■ Problem description: Where does the string "ppt背景图片" appear in the records? Copy every line that contains it.

■ Given data:

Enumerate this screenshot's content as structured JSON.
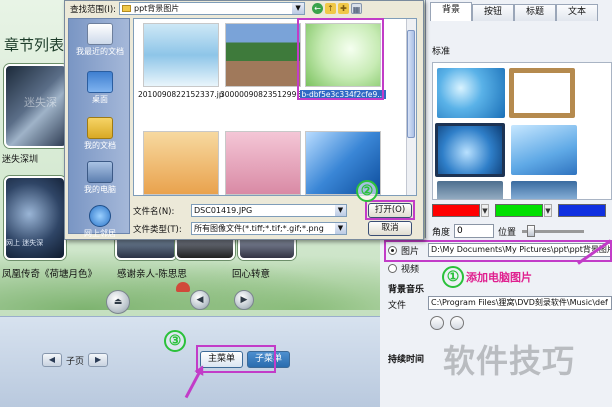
{
  "editor": {
    "chapter_title": "章节列表",
    "thumb1_watermark": "迷失深",
    "thumb1_caption": "迷失深圳",
    "thumb2_overlay": "网上 迷失深",
    "captions": [
      "凤凰传奇《荷塘月色》",
      "感谢亲人-陈思思",
      "回心转意"
    ],
    "up_button": "⏏",
    "prev_button": "◀",
    "next_button": "▶",
    "page_nav": {
      "prev": "◀",
      "label": "子页",
      "next": "▶"
    },
    "tabs": {
      "main_menu": "主菜单",
      "sub_menu": "子菜单"
    }
  },
  "panel": {
    "tabs": [
      "背景",
      "按钮",
      "标题",
      "文本"
    ],
    "active_tab": "背景",
    "standard_label": "标准",
    "colors": [
      "#ff0000",
      "#00e000",
      "#1030e0"
    ],
    "angle_label": "角度",
    "angle_value": "0",
    "position_label": "位置",
    "position_value": 0.1,
    "image_label": "图片",
    "image_path": "D:\\My Documents\\My Pictures\\ppt\\ppt背景图片\\",
    "video_label": "视频",
    "bg_music_label": "背景音乐",
    "file_label": "文件",
    "music_path": "C:\\Program Files\\狸窝\\DVD刻录软件\\Music\\def",
    "duration_label": "持续时间"
  },
  "annotations": {
    "step1": "①",
    "step1_text": "添加电脑图片",
    "step2": "②",
    "step3": "③",
    "colors": {
      "highlight": "#c23cc8",
      "circle": "#2ac13a",
      "text": "#e0208f"
    }
  },
  "watermark": "软件技巧",
  "dialog": {
    "look_in_label": "查找范围(I):",
    "look_in_value": "ppt背景图片",
    "toolbar": {
      "back": "←",
      "up": "↑",
      "new_folder": "✚",
      "views": "▦"
    },
    "places": [
      "我最近的文档",
      "桌面",
      "我的文档",
      "我的电脑",
      "网上邻居"
    ],
    "files": [
      "2010090822152337.jpg",
      "30000090823512996...",
      "b-dbf5e3c334f2cfe9...",
      "",
      "",
      ""
    ],
    "filename_label": "文件名(N):",
    "filename_value": "DSC01419.JPG",
    "filetype_label": "文件类型(T):",
    "filetype_value": "所有图像文件(*.tiff;*.tif;*.gif;*.png",
    "open_button": "打开(O)",
    "cancel_button": "取消"
  }
}
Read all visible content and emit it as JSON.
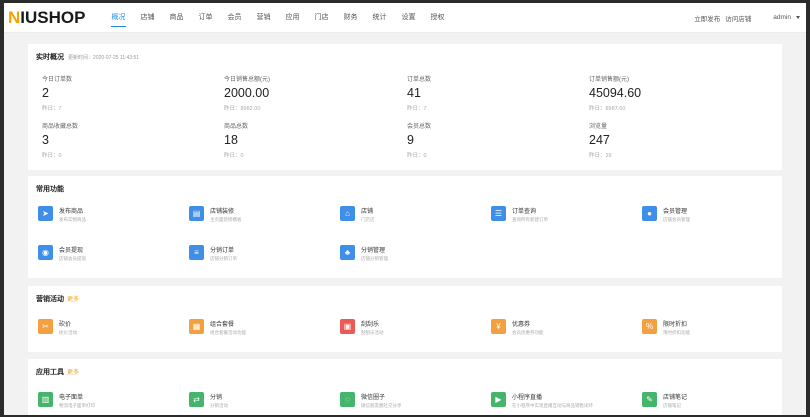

■ Problem solution:
    "image_path": "D:\\My Documents\\My Pictures\\ppt\\ppt背景图片\\",
    "look_in_value": "ppt背景图片",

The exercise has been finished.